[Collected data entries]
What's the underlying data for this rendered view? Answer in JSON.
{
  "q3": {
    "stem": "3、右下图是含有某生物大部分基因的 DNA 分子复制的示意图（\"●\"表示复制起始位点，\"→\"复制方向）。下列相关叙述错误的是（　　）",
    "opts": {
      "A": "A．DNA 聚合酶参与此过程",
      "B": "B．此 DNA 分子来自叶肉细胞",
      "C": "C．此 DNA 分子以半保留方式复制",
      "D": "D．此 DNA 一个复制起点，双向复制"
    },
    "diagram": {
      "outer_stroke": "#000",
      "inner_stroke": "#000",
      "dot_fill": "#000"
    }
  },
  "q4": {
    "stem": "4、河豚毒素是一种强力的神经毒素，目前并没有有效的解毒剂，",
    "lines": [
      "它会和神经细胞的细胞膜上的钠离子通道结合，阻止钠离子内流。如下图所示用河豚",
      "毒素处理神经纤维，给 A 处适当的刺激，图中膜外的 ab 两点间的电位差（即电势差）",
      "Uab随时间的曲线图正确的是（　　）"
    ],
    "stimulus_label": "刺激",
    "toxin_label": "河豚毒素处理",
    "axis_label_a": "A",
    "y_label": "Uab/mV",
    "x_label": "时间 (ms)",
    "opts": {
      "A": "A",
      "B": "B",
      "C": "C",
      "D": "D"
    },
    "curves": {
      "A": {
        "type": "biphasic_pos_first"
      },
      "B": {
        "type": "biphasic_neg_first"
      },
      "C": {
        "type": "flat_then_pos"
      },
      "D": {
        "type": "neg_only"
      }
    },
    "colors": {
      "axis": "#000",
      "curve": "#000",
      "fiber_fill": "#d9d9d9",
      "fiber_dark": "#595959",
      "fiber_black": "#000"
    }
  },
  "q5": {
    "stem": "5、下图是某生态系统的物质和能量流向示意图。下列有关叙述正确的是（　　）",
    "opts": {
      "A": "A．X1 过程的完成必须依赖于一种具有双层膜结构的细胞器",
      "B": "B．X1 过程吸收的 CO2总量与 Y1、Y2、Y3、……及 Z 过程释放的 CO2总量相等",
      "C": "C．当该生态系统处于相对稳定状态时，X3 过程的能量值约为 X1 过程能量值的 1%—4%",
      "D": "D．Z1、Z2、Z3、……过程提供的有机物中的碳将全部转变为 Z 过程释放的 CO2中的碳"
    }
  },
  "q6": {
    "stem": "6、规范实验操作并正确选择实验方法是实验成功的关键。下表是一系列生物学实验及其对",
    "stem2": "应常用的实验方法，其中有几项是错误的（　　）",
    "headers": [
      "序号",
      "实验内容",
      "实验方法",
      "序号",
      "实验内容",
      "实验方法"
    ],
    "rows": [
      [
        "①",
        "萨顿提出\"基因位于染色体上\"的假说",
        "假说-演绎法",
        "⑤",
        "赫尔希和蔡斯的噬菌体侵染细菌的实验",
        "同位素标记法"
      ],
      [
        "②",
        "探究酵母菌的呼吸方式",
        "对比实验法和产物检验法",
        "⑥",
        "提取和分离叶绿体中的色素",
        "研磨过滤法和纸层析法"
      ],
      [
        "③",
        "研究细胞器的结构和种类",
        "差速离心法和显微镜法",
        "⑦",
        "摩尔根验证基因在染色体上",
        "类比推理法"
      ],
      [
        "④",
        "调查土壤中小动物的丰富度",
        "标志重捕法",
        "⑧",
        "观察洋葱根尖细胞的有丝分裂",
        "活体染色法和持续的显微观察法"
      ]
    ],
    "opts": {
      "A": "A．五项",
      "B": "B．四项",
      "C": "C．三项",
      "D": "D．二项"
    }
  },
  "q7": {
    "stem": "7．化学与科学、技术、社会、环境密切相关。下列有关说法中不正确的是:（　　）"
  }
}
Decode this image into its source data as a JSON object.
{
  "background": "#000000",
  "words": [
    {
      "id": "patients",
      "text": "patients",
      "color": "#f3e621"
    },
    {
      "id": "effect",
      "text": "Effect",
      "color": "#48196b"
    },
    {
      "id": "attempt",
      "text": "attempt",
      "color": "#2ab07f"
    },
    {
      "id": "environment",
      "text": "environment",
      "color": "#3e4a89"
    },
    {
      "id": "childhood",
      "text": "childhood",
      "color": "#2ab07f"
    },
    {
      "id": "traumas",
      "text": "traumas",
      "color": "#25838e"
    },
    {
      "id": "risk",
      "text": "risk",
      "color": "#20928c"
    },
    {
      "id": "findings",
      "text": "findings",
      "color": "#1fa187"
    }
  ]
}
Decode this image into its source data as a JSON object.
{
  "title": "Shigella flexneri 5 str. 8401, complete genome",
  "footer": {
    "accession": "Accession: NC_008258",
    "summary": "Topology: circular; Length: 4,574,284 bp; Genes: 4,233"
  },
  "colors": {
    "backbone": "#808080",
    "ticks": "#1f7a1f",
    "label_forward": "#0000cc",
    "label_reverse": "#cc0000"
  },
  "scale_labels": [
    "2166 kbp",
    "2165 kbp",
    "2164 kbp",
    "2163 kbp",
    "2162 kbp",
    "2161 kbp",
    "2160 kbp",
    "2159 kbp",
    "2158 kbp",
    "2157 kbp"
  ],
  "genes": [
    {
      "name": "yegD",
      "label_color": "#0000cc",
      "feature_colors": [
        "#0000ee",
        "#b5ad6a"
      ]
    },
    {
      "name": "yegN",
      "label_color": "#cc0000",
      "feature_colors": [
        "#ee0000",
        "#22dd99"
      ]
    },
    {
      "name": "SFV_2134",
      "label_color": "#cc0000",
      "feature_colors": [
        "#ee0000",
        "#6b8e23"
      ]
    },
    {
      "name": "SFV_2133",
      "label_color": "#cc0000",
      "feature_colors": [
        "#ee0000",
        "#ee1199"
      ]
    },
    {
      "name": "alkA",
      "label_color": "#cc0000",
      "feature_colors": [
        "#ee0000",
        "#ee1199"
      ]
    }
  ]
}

Task item
Each record should come back exactly as written.

Solution to this exercise
What's the underlying data for this rendered view? Answer in JSON.
{
  "q3": {
    "stem": "3、右下图是含有某生物大部分基因的 DNA 分子复制的示意图（\"●\"表示复制起始位点，\"→\"复制方向）。下列相关叙述错误的是（　　）",
    "opts": {
      "A": "A．DNA 聚合酶参与此过程",
      "B": "B．此 DNA 分子来自叶肉细胞",
      "C": "C．此 DNA 分子以半保留方式复制",
      "D": "D．此 DNA 一个复制起点，双向复制"
    },
    "diagram": {
      "outer_stroke": "#000",
      "inner_stroke": "#000",
      "dot_fill": "#000"
    }
  },
  "q4": {
    "stem": "4、河豚毒素是一种强力的神经毒素，目前并没有有效的解毒剂，",
    "lines": [
      "它会和神经细胞的细胞膜上的钠离子通道结合，阻止钠离子内流。如下图所示用河豚",
      "毒素处理神经纤维，给 A 处适当的刺激，图中膜外的 ab 两点间的电位差（即电势差）",
      "Uab随时间的曲线图正确的是（　　）"
    ],
    "stimulus_label": "刺激",
    "toxin_label": "河豚毒素处理",
    "axis_label_a": "A",
    "y_label": "Uab/mV",
    "x_label": "时间 (ms)",
    "opts": {
      "A": "A",
      "B": "B",
      "C": "C",
      "D": "D"
    },
    "curves": {
      "A": {
        "type": "biphasic_pos_first"
      },
      "B": {
        "type": "biphasic_neg_first"
      },
      "C": {
        "type": "flat_then_pos"
      },
      "D": {
        "type": "neg_only"
      }
    },
    "colors": {
      "axis": "#000",
      "curve": "#000",
      "fiber_fill": "#d9d9d9",
      "fiber_dark": "#595959",
      "fiber_black": "#000"
    }
  },
  "q5": {
    "stem": "5、下图是某生态系统的物质和能量流向示意图。下列有关叙述正确的是（　　）",
    "opts": {
      "A": "A．X1 过程的完成必须依赖于一种具有双层膜结构的细胞器",
      "B": "B．X1 过程吸收的 CO2总量与 Y1、Y2、Y3、……及 Z 过程释放的 CO2总量相等",
      "C": "C．当该生态系统处于相对稳定状态时，X3 过程的能量值约为 X1 过程能量值的 1%—4%",
      "D": "D．Z1、Z2、Z3、……过程提供的有机物中的碳将全部转变为 Z 过程释放的 CO2中的碳"
    }
  },
  "q6": {
    "stem": "6、规范实验操作并正确选择实验方法是实验成功的关键。下表是一系列生物学实验及其对",
    "stem2": "应常用的实验方法，其中有几项是错误的（　　）",
    "headers": [
      "序号",
      "实验内容",
      "实验方法",
      "序号",
      "实验内容",
      "实验方法"
    ],
    "rows": [
      [
        "①",
        "萨顿提出\"基因位于染色体上\"的假说",
        "假说-演绎法",
        "⑤",
        "赫尔希和蔡斯的噬菌体侵染细菌的实验",
        "同位素标记法"
      ],
      [
        "②",
        "探究酵母菌的呼吸方式",
        "对比实验法和产物检验法",
        "⑥",
        "提取和分离叶绿体中的色素",
        "研磨过滤法和纸层析法"
      ],
      [
        "③",
        "研究细胞器的结构和种类",
        "差速离心法和显微镜法",
        "⑦",
        "摩尔根验证基因在染色体上",
        "类比推理法"
      ],
      [
        "④",
        "调查土壤中小动物的丰富度",
        "标志重捕法",
        "⑧",
        "观察洋葱根尖细胞的有丝分裂",
        "活体染色法和持续的显微观察法"
      ]
    ],
    "opts": {
      "A": "A．五项",
      "B": "B．四项",
      "C": "C．三项",
      "D": "D．二项"
    }
  },
  "q7": {
    "stem": "7．化学与科学、技术、社会、环境密切相关。下列有关说法中不正确的是:（　　）"
  }
}
Decode this image into its source data as a JSON object.
{
  "background": "#000000",
  "words": [
    {
      "id": "patients",
      "text": "patients",
      "color": "#f3e621"
    },
    {
      "id": "effect",
      "text": "Effect",
      "color": "#48196b"
    },
    {
      "id": "attempt",
      "text": "attempt",
      "color": "#2ab07f"
    },
    {
      "id": "environment",
      "text": "environment",
      "color": "#3e4a89"
    },
    {
      "id": "childhood",
      "text": "childhood",
      "color": "#2ab07f"
    },
    {
      "id": "traumas",
      "text": "traumas",
      "color": "#25838e"
    },
    {
      "id": "risk",
      "text": "risk",
      "color": "#20928c"
    },
    {
      "id": "findings",
      "text": "findings",
      "color": "#1fa187"
    }
  ]
}
Decode this image into its source data as a JSON object.
{
  "title": "Shigella flexneri 5 str. 8401, complete genome",
  "footer": {
    "accession": "Accession: NC_008258",
    "summary": "Topology: circular; Length: 4,574,284 bp; Genes: 4,233"
  },
  "colors": {
    "backbone": "#808080",
    "ticks": "#1f7a1f",
    "label_forward": "#0000cc",
    "label_reverse": "#cc0000"
  },
  "scale_labels": [
    "2166 kbp",
    "2165 kbp",
    "2164 kbp",
    "2163 kbp",
    "2162 kbp",
    "2161 kbp",
    "2160 kbp",
    "2159 kbp",
    "2158 kbp",
    "2157 kbp"
  ],
  "genes": [
    {
      "name": "yegD",
      "label_color": "#0000cc",
      "feature_colors": [
        "#0000ee",
        "#b5ad6a"
      ]
    },
    {
      "name": "yegN",
      "label_color": "#cc0000",
      "feature_colors": [
        "#ee0000",
        "#22dd99"
      ]
    },
    {
      "name": "SFV_2134",
      "label_color": "#cc0000",
      "feature_colors": [
        "#ee0000",
        "#6b8e23"
      ]
    },
    {
      "name": "SFV_2133",
      "label_color": "#cc0000",
      "feature_colors": [
        "#ee0000",
        "#ee1199"
      ]
    },
    {
      "name": "alkA",
      "label_color": "#cc0000",
      "feature_colors": [
        "#ee0000",
        "#ee1199"
      ]
    }
  ]
}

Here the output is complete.